**AIM**
Copy each record exactly as it reads, leaving out any pictures it holds.

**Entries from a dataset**

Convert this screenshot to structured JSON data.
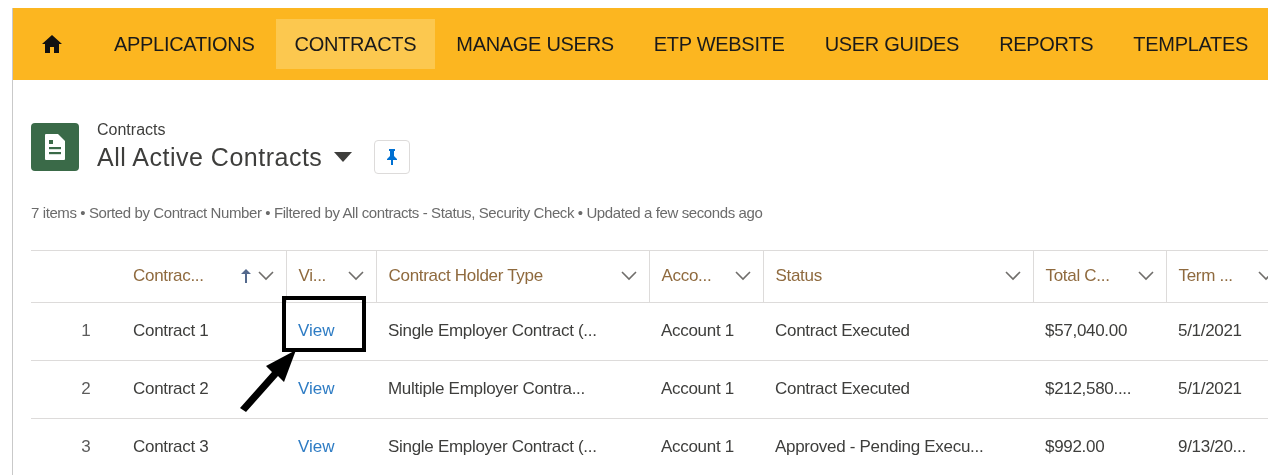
{
  "nav": {
    "items": [
      {
        "label": "APPLICATIONS",
        "selected": false
      },
      {
        "label": "CONTRACTS",
        "selected": true
      },
      {
        "label": "MANAGE USERS",
        "selected": false
      },
      {
        "label": "ETP WEBSITE",
        "selected": false
      },
      {
        "label": "USER GUIDES",
        "selected": false
      },
      {
        "label": "REPORTS",
        "selected": false
      },
      {
        "label": "TEMPLATES",
        "selected": false
      }
    ]
  },
  "header": {
    "object_label": "Contracts",
    "list_view": "All Active Contracts"
  },
  "summary": "7 items • Sorted by Contract Number • Filtered by All contracts - Status, Security Check • Updated a few seconds ago",
  "table": {
    "columns": [
      {
        "label": "Contrac...",
        "sorted": true
      },
      {
        "label": "Vi...",
        "sorted": false
      },
      {
        "label": "Contract Holder Type",
        "sorted": false
      },
      {
        "label": "Acco...",
        "sorted": false
      },
      {
        "label": "Status",
        "sorted": false
      },
      {
        "label": "Total C...",
        "sorted": false
      },
      {
        "label": "Term ...",
        "sorted": false
      }
    ],
    "rows": [
      {
        "number": "1",
        "cells": [
          "Contract 1",
          "View",
          "Single Employer Contract (...",
          "Account 1",
          "Contract Executed",
          "$57,040.00",
          "5/1/2021"
        ],
        "highlighted": true
      },
      {
        "number": "2",
        "cells": [
          "Contract 2",
          "View",
          "Multiple Employer Contra...",
          "Account 1",
          "Contract Executed",
          "$212,580....",
          "5/1/2021"
        ],
        "highlighted": false
      },
      {
        "number": "3",
        "cells": [
          "Contract 3",
          "View",
          "Single Employer Contract (...",
          "Account 1",
          "Approved - Pending Execu...",
          "$992.00",
          "9/13/20..."
        ],
        "highlighted": false
      }
    ]
  }
}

**EXERCISE SOLUTION**
Convert this screenshot to structured JSON data.
{
  "nav": {
    "items": [
      {
        "label": "APPLICATIONS",
        "selected": false
      },
      {
        "label": "CONTRACTS",
        "selected": true
      },
      {
        "label": "MANAGE USERS",
        "selected": false
      },
      {
        "label": "ETP WEBSITE",
        "selected": false
      },
      {
        "label": "USER GUIDES",
        "selected": false
      },
      {
        "label": "REPORTS",
        "selected": false
      },
      {
        "label": "TEMPLATES",
        "selected": false
      }
    ]
  },
  "header": {
    "object_label": "Contracts",
    "list_view": "All Active Contracts"
  },
  "summary": "7 items • Sorted by Contract Number • Filtered by All contracts - Status, Security Check • Updated a few seconds ago",
  "table": {
    "columns": [
      {
        "label": "Contrac...",
        "sorted": true
      },
      {
        "label": "Vi...",
        "sorted": false
      },
      {
        "label": "Contract Holder Type",
        "sorted": false
      },
      {
        "label": "Acco...",
        "sorted": false
      },
      {
        "label": "Status",
        "sorted": false
      },
      {
        "label": "Total C...",
        "sorted": false
      },
      {
        "label": "Term ...",
        "sorted": false
      }
    ],
    "rows": [
      {
        "number": "1",
        "cells": [
          "Contract 1",
          "View",
          "Single Employer Contract (...",
          "Account 1",
          "Contract Executed",
          "$57,040.00",
          "5/1/2021"
        ],
        "highlighted": true
      },
      {
        "number": "2",
        "cells": [
          "Contract 2",
          "View",
          "Multiple Employer Contra...",
          "Account 1",
          "Contract Executed",
          "$212,580....",
          "5/1/2021"
        ],
        "highlighted": false
      },
      {
        "number": "3",
        "cells": [
          "Contract 3",
          "View",
          "Single Employer Contract (...",
          "Account 1",
          "Approved - Pending Execu...",
          "$992.00",
          "9/13/20..."
        ],
        "highlighted": false
      }
    ]
  }
}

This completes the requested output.